== Segment start ==

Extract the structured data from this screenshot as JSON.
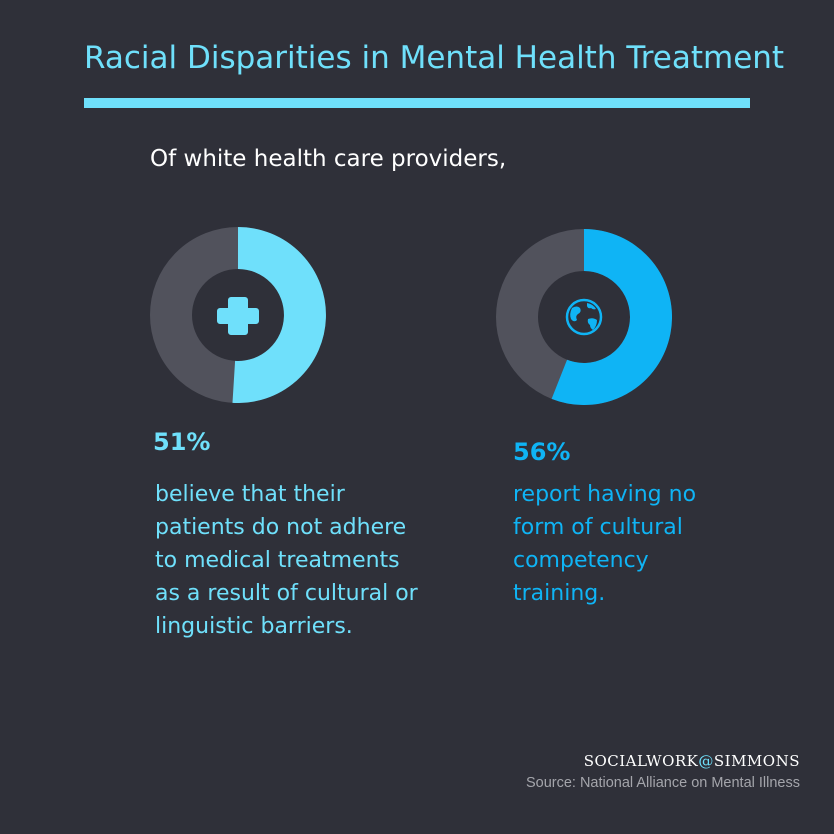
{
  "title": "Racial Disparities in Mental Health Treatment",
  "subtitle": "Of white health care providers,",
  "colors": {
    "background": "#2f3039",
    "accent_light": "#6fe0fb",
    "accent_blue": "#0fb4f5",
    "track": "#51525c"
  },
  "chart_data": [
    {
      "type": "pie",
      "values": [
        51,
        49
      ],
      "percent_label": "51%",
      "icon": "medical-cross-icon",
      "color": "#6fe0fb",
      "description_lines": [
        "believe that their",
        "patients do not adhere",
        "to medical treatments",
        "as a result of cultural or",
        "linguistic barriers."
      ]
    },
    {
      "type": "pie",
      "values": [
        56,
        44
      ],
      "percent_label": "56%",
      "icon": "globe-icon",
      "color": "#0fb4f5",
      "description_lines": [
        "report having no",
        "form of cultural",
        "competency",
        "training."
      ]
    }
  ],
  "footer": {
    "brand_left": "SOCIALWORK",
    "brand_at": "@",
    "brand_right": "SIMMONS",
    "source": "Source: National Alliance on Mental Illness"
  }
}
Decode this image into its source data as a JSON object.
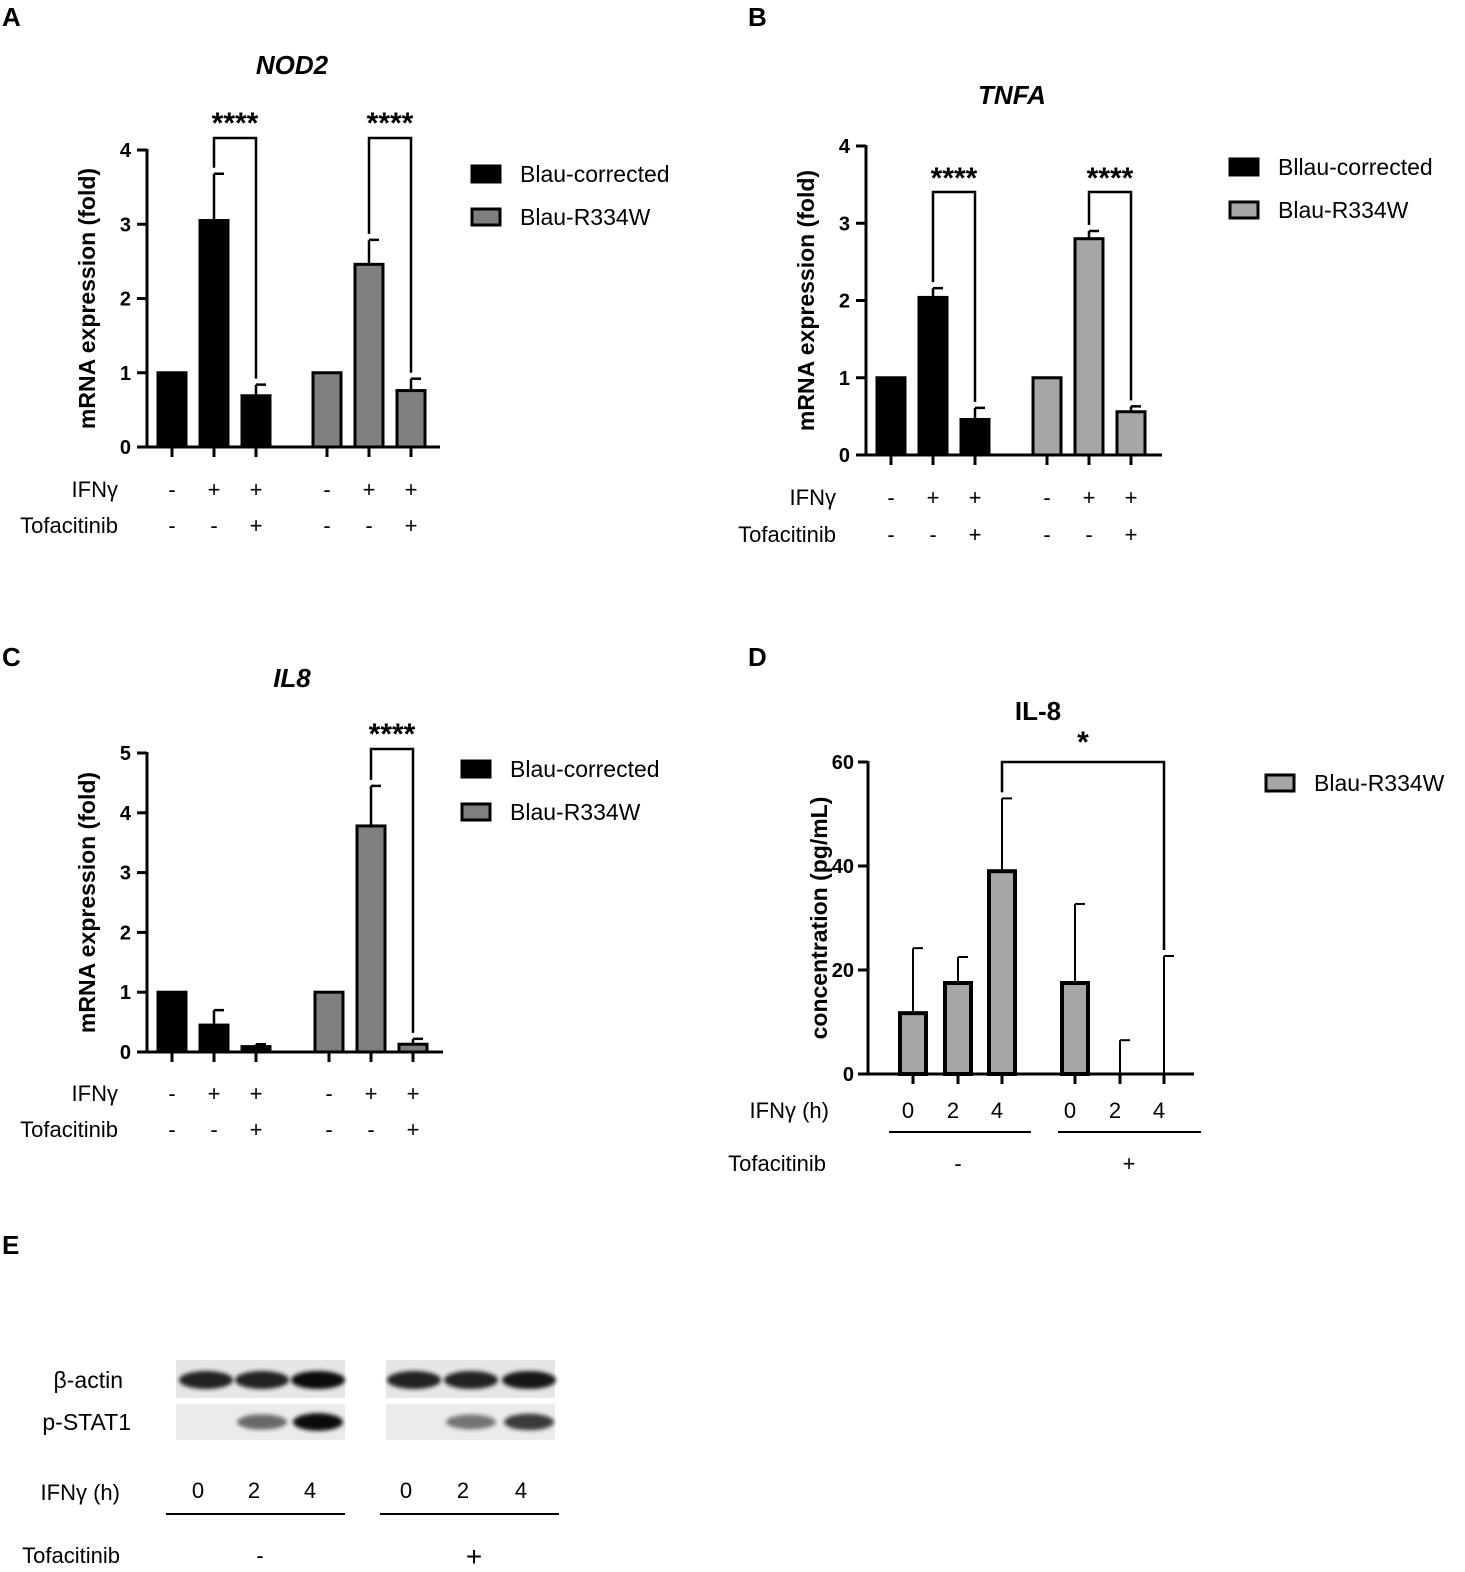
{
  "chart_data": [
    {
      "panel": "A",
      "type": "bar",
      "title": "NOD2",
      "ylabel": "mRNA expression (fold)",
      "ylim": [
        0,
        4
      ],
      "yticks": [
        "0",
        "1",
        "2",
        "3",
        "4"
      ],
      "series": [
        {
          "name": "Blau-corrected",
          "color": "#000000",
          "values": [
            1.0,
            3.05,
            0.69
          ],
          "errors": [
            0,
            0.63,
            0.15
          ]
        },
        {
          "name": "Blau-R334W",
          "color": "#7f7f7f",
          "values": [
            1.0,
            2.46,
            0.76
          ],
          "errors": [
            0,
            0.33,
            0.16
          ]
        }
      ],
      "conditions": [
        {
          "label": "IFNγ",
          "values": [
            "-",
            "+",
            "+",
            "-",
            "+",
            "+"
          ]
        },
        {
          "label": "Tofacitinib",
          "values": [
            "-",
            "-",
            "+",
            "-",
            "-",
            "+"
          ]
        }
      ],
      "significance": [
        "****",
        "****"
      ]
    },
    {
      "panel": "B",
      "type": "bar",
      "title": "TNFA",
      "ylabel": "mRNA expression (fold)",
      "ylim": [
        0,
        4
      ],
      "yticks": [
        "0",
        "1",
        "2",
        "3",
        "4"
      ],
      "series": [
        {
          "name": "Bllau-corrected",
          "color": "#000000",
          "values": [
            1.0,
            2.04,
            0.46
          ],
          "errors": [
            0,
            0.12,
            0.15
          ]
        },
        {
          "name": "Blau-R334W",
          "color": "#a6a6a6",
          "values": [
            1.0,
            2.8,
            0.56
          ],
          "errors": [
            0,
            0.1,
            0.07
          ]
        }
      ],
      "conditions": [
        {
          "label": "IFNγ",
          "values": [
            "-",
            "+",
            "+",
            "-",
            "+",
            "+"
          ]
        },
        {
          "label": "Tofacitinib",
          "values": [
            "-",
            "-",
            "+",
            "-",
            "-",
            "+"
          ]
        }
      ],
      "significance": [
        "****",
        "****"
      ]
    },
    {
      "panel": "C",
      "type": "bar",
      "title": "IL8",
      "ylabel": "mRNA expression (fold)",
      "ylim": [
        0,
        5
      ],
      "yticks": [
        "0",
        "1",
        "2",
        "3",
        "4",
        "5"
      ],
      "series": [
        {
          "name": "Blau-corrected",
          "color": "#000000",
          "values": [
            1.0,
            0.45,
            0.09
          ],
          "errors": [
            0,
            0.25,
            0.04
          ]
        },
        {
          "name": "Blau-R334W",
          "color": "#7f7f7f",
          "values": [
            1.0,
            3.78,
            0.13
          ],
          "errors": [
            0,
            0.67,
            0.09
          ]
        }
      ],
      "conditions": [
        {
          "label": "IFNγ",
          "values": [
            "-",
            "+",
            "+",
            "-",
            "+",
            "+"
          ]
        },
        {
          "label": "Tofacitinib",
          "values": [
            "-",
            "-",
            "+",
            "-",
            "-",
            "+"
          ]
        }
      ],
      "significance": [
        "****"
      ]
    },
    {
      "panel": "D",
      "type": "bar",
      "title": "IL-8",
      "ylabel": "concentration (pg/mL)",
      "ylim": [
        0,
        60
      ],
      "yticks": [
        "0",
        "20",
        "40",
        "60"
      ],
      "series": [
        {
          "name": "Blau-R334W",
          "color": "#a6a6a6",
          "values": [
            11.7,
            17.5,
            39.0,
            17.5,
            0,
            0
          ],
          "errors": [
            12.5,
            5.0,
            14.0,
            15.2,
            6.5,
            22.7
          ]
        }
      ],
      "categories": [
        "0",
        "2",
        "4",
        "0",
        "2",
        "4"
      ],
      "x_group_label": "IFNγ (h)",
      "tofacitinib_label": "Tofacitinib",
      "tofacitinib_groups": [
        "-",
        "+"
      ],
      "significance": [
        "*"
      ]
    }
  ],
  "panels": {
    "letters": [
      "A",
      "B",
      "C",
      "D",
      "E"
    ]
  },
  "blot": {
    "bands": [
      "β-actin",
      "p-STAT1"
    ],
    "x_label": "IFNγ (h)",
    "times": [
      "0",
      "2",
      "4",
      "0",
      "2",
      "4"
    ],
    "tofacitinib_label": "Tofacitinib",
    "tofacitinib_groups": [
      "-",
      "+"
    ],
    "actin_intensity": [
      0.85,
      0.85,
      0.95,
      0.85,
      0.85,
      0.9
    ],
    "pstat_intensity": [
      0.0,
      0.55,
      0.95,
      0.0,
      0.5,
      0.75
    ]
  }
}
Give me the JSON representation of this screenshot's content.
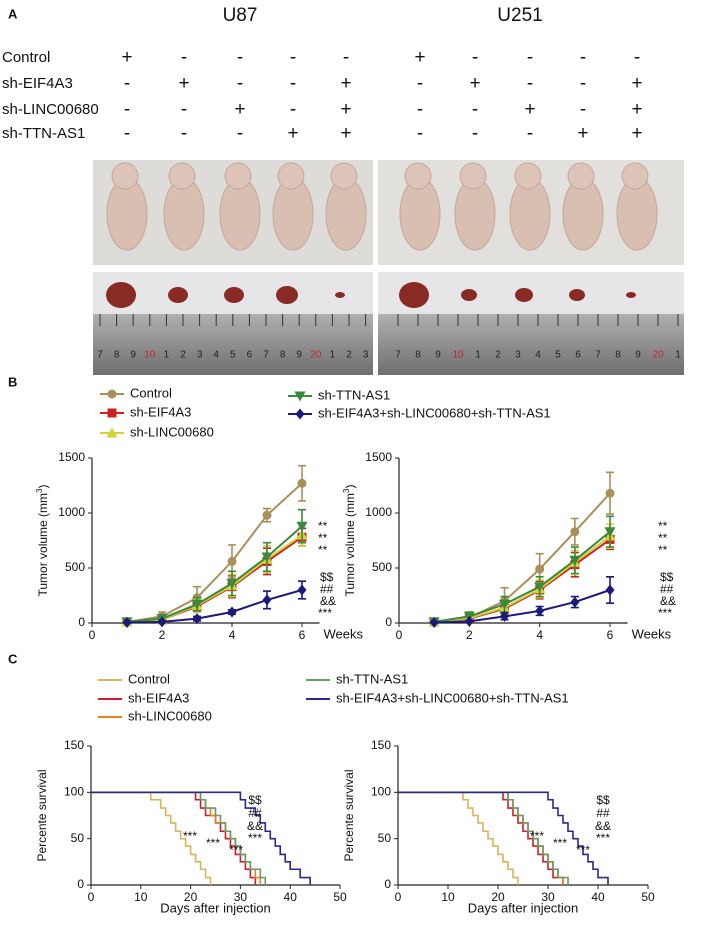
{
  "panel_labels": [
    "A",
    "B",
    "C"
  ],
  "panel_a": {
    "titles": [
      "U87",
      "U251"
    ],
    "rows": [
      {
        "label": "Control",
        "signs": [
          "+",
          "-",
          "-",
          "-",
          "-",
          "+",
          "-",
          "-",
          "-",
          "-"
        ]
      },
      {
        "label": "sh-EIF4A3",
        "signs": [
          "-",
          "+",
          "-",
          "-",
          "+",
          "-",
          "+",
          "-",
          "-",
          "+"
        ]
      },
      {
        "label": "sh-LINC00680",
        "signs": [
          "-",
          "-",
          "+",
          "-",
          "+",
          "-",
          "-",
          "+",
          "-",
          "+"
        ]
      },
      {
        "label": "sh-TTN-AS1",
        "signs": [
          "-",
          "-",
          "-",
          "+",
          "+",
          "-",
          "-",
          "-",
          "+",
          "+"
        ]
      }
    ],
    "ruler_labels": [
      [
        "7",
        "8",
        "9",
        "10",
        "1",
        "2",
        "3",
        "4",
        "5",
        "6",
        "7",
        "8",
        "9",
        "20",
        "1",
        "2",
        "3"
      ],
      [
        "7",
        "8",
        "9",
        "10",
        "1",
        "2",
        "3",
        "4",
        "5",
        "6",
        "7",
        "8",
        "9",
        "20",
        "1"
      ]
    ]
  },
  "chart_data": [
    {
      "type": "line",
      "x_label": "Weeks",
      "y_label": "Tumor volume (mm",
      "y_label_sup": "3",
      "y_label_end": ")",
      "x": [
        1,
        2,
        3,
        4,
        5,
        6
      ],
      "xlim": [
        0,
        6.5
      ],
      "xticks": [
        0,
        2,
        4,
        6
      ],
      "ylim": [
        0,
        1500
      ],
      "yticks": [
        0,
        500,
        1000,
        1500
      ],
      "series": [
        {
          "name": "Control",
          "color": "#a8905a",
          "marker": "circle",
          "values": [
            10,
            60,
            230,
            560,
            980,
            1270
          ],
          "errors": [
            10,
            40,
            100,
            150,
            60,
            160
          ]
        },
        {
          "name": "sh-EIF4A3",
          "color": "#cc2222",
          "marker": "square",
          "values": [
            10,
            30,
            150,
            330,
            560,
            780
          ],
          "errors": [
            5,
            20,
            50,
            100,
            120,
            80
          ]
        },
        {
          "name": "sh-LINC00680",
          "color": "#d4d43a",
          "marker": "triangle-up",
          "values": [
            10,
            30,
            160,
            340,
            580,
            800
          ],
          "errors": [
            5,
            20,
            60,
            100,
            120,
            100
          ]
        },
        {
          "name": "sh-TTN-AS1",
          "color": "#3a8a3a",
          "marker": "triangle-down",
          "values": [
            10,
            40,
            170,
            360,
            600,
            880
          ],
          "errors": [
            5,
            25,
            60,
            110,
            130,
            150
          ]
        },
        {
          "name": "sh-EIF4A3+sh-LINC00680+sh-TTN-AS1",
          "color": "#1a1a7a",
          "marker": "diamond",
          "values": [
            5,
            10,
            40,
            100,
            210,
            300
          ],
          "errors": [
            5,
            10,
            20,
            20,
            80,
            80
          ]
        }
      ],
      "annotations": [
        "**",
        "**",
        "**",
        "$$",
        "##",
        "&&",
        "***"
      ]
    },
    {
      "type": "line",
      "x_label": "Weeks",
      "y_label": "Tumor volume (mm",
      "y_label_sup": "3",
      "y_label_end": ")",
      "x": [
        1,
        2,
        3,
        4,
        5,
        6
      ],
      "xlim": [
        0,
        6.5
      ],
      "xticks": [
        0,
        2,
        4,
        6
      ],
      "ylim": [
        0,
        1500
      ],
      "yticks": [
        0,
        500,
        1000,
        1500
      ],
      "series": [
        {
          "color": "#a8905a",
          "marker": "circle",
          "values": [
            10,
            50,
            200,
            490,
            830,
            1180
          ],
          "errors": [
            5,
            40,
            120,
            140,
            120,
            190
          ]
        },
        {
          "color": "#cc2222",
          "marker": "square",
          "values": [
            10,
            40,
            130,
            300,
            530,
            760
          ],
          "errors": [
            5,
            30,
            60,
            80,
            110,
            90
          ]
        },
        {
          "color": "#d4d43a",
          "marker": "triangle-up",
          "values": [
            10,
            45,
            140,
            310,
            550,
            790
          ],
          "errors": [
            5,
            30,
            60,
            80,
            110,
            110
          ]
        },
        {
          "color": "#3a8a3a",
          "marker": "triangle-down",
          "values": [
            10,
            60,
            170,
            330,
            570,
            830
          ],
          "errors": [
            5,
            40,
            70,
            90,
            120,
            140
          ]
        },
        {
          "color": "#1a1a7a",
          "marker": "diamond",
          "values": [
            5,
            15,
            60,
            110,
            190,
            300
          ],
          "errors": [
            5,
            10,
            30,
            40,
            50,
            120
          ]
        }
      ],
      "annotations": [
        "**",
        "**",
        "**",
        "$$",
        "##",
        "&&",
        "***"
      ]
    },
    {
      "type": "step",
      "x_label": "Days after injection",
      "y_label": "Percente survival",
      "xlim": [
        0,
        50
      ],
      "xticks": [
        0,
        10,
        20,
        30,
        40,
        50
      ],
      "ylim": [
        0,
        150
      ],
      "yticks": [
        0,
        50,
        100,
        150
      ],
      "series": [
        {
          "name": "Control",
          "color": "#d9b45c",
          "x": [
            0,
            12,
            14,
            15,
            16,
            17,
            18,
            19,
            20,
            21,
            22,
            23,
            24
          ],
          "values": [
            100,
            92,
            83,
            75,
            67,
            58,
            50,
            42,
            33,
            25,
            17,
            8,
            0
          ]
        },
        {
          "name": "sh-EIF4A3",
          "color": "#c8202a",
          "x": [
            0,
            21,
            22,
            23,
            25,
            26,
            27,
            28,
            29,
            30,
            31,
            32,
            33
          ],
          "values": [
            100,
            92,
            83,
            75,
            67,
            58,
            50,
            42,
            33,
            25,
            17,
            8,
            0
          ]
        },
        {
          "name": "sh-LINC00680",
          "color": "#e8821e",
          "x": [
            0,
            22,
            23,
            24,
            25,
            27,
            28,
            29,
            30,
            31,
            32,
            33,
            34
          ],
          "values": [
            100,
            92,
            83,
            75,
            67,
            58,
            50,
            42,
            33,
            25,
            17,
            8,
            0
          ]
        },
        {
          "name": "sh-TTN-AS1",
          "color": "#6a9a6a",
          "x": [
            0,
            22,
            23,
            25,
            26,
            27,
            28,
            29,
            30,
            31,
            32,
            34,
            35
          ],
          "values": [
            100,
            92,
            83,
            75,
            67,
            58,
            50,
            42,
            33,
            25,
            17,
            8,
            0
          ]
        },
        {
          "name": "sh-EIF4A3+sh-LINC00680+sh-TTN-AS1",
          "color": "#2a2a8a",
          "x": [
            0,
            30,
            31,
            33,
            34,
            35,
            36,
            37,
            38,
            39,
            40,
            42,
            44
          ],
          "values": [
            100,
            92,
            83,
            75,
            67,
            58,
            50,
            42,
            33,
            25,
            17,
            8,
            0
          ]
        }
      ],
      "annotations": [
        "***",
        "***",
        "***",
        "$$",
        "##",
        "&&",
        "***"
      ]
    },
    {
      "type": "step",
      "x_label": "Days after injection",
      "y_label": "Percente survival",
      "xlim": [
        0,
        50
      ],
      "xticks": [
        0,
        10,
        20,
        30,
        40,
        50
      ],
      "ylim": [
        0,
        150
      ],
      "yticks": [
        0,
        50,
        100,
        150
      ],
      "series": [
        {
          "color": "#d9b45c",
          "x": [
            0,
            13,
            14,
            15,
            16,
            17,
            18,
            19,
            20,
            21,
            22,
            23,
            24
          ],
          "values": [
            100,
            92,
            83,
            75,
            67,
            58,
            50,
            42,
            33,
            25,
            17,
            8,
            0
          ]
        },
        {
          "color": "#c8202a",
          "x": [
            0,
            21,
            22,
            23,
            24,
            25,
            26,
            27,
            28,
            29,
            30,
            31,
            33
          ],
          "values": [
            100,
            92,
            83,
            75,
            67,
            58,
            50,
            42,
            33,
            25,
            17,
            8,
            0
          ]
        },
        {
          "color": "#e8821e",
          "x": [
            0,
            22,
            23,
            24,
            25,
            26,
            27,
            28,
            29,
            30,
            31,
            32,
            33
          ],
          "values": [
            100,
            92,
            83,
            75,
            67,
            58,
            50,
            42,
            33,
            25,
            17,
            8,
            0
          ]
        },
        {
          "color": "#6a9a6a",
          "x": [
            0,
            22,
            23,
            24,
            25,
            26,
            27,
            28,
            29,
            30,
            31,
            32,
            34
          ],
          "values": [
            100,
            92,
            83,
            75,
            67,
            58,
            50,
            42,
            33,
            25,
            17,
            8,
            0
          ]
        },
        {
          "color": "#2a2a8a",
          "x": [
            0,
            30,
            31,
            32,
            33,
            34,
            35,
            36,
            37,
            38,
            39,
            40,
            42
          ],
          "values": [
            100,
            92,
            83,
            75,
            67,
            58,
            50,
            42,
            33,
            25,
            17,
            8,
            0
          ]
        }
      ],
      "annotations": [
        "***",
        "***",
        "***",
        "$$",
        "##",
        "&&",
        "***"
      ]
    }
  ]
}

== Segment end ==

#### Required action:
Copy every line from the records above that contains the word "cultural".

#### Answer section:
        "as a result of cultural or",
        "form of cultural",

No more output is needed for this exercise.